Copy out every line of the entries below, keeping each character unchanged.

**SOURCE DATA**.

============================================================

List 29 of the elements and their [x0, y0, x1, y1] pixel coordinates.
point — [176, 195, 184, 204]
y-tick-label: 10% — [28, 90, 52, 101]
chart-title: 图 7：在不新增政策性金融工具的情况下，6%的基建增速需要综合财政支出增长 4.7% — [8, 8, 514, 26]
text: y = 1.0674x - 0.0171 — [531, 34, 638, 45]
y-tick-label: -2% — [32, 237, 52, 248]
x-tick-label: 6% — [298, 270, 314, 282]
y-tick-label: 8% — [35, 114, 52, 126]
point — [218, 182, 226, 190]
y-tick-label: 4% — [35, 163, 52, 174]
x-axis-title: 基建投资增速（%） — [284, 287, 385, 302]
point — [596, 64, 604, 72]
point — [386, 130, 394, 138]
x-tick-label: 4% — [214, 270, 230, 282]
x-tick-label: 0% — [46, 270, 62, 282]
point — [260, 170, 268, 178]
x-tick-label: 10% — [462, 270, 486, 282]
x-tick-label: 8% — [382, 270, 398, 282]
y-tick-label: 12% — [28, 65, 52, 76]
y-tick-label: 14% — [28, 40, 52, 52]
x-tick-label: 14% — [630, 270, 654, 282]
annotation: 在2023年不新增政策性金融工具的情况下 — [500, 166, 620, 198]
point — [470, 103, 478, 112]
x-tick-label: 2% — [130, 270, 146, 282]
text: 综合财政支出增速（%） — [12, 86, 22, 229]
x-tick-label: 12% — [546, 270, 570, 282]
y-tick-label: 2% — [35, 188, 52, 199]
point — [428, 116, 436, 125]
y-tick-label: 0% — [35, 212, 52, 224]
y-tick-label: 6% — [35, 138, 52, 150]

============================================================

**TASK SOLUTION**.
List 29 of the elements and their [x0, y0, x1, y1] pixel coordinates.
point — [176, 195, 184, 204]
y-tick-label: 10% — [28, 90, 52, 101]
chart-title: 图 7：在不新增政策性金融工具的情况下，6%的基建增速需要综合财政支出增长 4.7% — [8, 8, 514, 26]
text: y = 1.0674x - 0.0171 — [531, 34, 638, 45]
y-tick-label: -2% — [32, 237, 52, 248]
x-tick-label: 6% — [298, 270, 314, 282]
y-tick-label: 8% — [35, 114, 52, 126]
point — [218, 182, 226, 190]
y-tick-label: 4% — [35, 163, 52, 174]
x-axis-title: 基建投资增速（%） — [284, 287, 385, 302]
point — [596, 64, 604, 72]
point — [386, 130, 394, 138]
x-tick-label: 4% — [214, 270, 230, 282]
x-tick-label: 0% — [46, 270, 62, 282]
point — [260, 170, 268, 178]
x-tick-label: 10% — [462, 270, 486, 282]
x-tick-label: 8% — [382, 270, 398, 282]
y-tick-label: 12% — [28, 65, 52, 76]
y-tick-label: 14% — [28, 40, 52, 52]
x-tick-label: 14% — [630, 270, 654, 282]
annotation: 在2023年不新增政策性金融工具的情况下 — [500, 166, 620, 198]
point — [470, 103, 478, 112]
x-tick-label: 2% — [130, 270, 146, 282]
text: 综合财政支出增速（%） — [12, 86, 22, 229]
x-tick-label: 12% — [546, 270, 570, 282]
y-tick-label: 2% — [35, 188, 52, 199]
point — [428, 116, 436, 125]
y-tick-label: 0% — [35, 212, 52, 224]
y-tick-label: 6% — [35, 138, 52, 150]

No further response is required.